**Instructions to follow**.
Extract every line below, verbatim.
-- START Exercise input --
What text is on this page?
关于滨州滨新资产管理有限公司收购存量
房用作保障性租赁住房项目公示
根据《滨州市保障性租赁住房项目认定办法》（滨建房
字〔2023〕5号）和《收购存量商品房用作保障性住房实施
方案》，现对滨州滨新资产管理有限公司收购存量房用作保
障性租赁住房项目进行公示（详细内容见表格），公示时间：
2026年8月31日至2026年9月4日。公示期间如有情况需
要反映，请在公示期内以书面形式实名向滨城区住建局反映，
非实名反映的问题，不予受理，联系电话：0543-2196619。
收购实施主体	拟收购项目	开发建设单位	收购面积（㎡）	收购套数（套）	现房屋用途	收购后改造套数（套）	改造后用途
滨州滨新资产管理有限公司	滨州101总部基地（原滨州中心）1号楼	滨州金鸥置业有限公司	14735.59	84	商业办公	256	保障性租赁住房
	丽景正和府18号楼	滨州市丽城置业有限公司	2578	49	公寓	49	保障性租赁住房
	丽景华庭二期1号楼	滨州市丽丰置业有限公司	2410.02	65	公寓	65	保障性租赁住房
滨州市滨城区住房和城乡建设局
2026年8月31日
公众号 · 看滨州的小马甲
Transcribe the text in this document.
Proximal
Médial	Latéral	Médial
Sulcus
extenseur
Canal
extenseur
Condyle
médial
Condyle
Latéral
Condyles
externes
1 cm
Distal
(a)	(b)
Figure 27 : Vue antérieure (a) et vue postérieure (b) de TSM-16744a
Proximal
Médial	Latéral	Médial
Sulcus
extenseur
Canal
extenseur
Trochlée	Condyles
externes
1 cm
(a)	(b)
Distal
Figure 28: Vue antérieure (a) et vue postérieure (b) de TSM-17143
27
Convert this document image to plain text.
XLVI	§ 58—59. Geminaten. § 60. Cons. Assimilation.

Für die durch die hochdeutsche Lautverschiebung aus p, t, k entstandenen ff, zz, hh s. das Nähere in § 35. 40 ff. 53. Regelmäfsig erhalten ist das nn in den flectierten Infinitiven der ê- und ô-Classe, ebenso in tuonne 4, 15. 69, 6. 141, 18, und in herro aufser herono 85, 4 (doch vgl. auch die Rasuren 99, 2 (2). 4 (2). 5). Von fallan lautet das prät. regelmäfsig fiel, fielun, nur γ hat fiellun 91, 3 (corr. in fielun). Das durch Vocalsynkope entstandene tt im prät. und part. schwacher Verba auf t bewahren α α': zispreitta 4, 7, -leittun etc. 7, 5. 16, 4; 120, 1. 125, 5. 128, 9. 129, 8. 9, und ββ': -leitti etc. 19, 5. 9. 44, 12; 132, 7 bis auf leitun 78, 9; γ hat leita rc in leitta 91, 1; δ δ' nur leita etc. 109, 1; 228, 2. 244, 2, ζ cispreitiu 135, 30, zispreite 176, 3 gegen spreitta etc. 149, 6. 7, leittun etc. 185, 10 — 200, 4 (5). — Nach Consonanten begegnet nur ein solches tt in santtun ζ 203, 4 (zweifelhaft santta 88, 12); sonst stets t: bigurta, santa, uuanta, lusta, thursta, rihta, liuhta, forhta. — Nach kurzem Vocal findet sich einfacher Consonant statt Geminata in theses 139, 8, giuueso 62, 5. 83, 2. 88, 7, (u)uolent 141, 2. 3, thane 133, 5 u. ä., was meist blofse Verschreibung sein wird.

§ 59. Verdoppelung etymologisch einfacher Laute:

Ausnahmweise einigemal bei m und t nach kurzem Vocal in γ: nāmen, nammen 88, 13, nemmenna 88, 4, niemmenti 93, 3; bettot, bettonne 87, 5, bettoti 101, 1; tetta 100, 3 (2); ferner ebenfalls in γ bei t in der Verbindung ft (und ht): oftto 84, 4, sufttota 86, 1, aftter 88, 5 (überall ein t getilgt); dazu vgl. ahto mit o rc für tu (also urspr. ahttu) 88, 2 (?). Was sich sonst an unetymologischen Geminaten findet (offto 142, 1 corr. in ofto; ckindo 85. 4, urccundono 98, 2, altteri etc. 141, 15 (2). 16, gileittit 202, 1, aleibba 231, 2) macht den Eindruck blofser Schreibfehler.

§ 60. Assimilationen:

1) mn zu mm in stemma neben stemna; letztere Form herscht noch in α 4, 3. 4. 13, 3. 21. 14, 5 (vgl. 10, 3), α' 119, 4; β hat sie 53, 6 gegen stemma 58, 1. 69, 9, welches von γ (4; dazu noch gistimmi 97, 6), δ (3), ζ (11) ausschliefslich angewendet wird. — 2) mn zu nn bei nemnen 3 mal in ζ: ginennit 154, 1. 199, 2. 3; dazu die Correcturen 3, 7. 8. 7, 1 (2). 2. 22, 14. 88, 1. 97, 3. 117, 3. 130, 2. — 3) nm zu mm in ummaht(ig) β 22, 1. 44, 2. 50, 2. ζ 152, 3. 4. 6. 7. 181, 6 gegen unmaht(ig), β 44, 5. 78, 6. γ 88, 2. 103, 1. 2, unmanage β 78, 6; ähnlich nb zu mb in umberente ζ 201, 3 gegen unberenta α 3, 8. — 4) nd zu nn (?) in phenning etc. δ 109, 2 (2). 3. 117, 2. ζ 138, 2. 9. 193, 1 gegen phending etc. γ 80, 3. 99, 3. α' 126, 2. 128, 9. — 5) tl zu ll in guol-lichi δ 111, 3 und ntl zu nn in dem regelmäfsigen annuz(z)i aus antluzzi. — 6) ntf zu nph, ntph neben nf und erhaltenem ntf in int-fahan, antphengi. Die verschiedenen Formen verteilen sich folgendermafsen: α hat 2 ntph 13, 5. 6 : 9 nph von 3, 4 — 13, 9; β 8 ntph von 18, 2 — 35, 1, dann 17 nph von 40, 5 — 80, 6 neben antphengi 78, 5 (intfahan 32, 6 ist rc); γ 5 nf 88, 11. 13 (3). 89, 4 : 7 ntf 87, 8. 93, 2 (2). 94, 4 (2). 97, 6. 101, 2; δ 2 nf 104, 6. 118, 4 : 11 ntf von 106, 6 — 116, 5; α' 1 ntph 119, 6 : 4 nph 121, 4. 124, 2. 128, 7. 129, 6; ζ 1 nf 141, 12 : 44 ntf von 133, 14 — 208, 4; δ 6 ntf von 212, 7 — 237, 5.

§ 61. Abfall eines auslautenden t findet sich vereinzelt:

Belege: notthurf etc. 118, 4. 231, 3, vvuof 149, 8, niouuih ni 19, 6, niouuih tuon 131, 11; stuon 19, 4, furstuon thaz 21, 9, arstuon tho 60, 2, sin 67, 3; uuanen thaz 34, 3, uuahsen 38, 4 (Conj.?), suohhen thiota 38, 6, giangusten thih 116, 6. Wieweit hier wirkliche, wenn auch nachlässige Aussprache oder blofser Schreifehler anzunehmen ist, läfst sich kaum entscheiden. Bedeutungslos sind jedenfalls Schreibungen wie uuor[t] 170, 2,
-- END Exercise input --
**Answer**.
What text is on this page?
关于滨州滨新资产管理有限公司收购存量
房用作保障性租赁住房项目公示
根据《滨州市保障性租赁住房项目认定办法》（滨建房
字〔2023〕5号）和《收购存量商品房用作保障性住房实施
方案》，现对滨州滨新资产管理有限公司收购存量房用作保
障性租赁住房项目进行公示（详细内容见表格），公示时间：
2026年8月31日至2026年9月4日。公示期间如有情况需
要反映，请在公示期内以书面形式实名向滨城区住建局反映，
非实名反映的问题，不予受理，联系电话：0543-2196619。
收购实施主体	拟收购项目	开发建设单位	收购面积（㎡）	收购套数（套）	现房屋用途	收购后改造套数（套）	改造后用途
滨州滨新资产管理有限公司	滨州101总部基地（原滨州中心）1号楼	滨州金鸥置业有限公司	14735.59	84	商业办公	256	保障性租赁住房
	丽景正和府18号楼	滨州市丽城置业有限公司	2578	49	公寓	49	保障性租赁住房
	丽景华庭二期1号楼	滨州市丽丰置业有限公司	2410.02	65	公寓	65	保障性租赁住房
滨州市滨城区住房和城乡建设局
2026年8月31日
公众号 · 看滨州的小马甲
Transcribe the text in this document.
Proximal
Médial	Latéral	Médial
Sulcus
extenseur
Canal
extenseur
Condyle
médial
Condyle
Latéral
Condyles
externes
1 cm
Distal
(a)	(b)
Figure 27 : Vue antérieure (a) et vue postérieure (b) de TSM-16744a
Proximal
Médial	Latéral	Médial
Sulcus
extenseur
Canal
extenseur
Trochlée	Condyles
externes
1 cm
(a)	(b)
Distal
Figure 28: Vue antérieure (a) et vue postérieure (b) de TSM-17143
27
Convert this document image to plain text.
XLVI	§ 58—59. Geminaten. § 60. Cons. Assimilation.

Für die durch die hochdeutsche Lautverschiebung aus p, t, k entstandenen ff, zz, hh s. das Nähere in § 35. 40 ff. 53. Regelmäfsig erhalten ist das nn in den flectierten Infinitiven der ê- und ô-Classe, ebenso in tuonne 4, 15. 69, 6. 141, 18, und in herro aufser herono 85, 4 (doch vgl. auch die Rasuren 99, 2 (2). 4 (2). 5). Von fallan lautet das prät. regelmäfsig fiel, fielun, nur γ hat fiellun 91, 3 (corr. in fielun). Das durch Vocalsynkope entstandene tt im prät. und part. schwacher Verba auf t bewahren α α': zispreitta 4, 7, -leittun etc. 7, 5. 16, 4; 120, 1. 125, 5. 128, 9. 129, 8. 9, und ββ': -leitti etc. 19, 5. 9. 44, 12; 132, 7 bis auf leitun 78, 9; γ hat leita rc in leitta 91, 1; δ δ' nur leita etc. 109, 1; 228, 2. 244, 2, ζ cispreitiu 135, 30, zispreite 176, 3 gegen spreitta etc. 149, 6. 7, leittun etc. 185, 10 — 200, 4 (5). — Nach Consonanten begegnet nur ein solches tt in santtun ζ 203, 4 (zweifelhaft santta 88, 12); sonst stets t: bigurta, santa, uuanta, lusta, thursta, rihta, liuhta, forhta. — Nach kurzem Vocal findet sich einfacher Consonant statt Geminata in theses 139, 8, giuueso 62, 5. 83, 2. 88, 7, (u)uolent 141, 2. 3, thane 133, 5 u. ä., was meist blofse Verschreibung sein wird.

§ 59. Verdoppelung etymologisch einfacher Laute:

Ausnahmweise einigemal bei m und t nach kurzem Vocal in γ: nāmen, nammen 88, 13, nemmenna 88, 4, niemmenti 93, 3; bettot, bettonne 87, 5, bettoti 101, 1; tetta 100, 3 (2); ferner ebenfalls in γ bei t in der Verbindung ft (und ht): oftto 84, 4, sufttota 86, 1, aftter 88, 5 (überall ein t getilgt); dazu vgl. ahto mit o rc für tu (also urspr. ahttu) 88, 2 (?). Was sich sonst an unetymologischen Geminaten findet (offto 142, 1 corr. in ofto; ckindo 85. 4, urccundono 98, 2, altteri etc. 141, 15 (2). 16, gileittit 202, 1, aleibba 231, 2) macht den Eindruck blofser Schreibfehler.

§ 60. Assimilationen:

1) mn zu mm in stemma neben stemna; letztere Form herscht noch in α 4, 3. 4. 13, 3. 21. 14, 5 (vgl. 10, 3), α' 119, 4; β hat sie 53, 6 gegen stemma 58, 1. 69, 9, welches von γ (4; dazu noch gistimmi 97, 6), δ (3), ζ (11) ausschliefslich angewendet wird. — 2) mn zu nn bei nemnen 3 mal in ζ: ginennit 154, 1. 199, 2. 3; dazu die Correcturen 3, 7. 8. 7, 1 (2). 2. 22, 14. 88, 1. 97, 3. 117, 3. 130, 2. — 3) nm zu mm in ummaht(ig) β 22, 1. 44, 2. 50, 2. ζ 152, 3. 4. 6. 7. 181, 6 gegen unmaht(ig), β 44, 5. 78, 6. γ 88, 2. 103, 1. 2, unmanage β 78, 6; ähnlich nb zu mb in umberente ζ 201, 3 gegen unberenta α 3, 8. — 4) nd zu nn (?) in phenning etc. δ 109, 2 (2). 3. 117, 2. ζ 138, 2. 9. 193, 1 gegen phending etc. γ 80, 3. 99, 3. α' 126, 2. 128, 9. — 5) tl zu ll in guol-lichi δ 111, 3 und ntl zu nn in dem regelmäfsigen annuz(z)i aus antluzzi. — 6) ntf zu nph, ntph neben nf und erhaltenem ntf in int-fahan, antphengi. Die verschiedenen Formen verteilen sich folgendermafsen: α hat 2 ntph 13, 5. 6 : 9 nph von 3, 4 — 13, 9; β 8 ntph von 18, 2 — 35, 1, dann 17 nph von 40, 5 — 80, 6 neben antphengi 78, 5 (intfahan 32, 6 ist rc); γ 5 nf 88, 11. 13 (3). 89, 4 : 7 ntf 87, 8. 93, 2 (2). 94, 4 (2). 97, 6. 101, 2; δ 2 nf 104, 6. 118, 4 : 11 ntf von 106, 6 — 116, 5; α' 1 ntph 119, 6 : 4 nph 121, 4. 124, 2. 128, 7. 129, 6; ζ 1 nf 141, 12 : 44 ntf von 133, 14 — 208, 4; δ 6 ntf von 212, 7 — 237, 5.

§ 61. Abfall eines auslautenden t findet sich vereinzelt:

Belege: notthurf etc. 118, 4. 231, 3, vvuof 149, 8, niouuih ni 19, 6, niouuih tuon 131, 11; stuon 19, 4, furstuon thaz 21, 9, arstuon tho 60, 2, sin 67, 3; uuanen thaz 34, 3, uuahsen 38, 4 (Conj.?), suohhen thiota 38, 6, giangusten thih 116, 6. Wieweit hier wirkliche, wenn auch nachlässige Aussprache oder blofser Schreifehler anzunehmen ist, läfst sich kaum entscheiden. Bedeutungslos sind jedenfalls Schreibungen wie uuor[t] 170, 2,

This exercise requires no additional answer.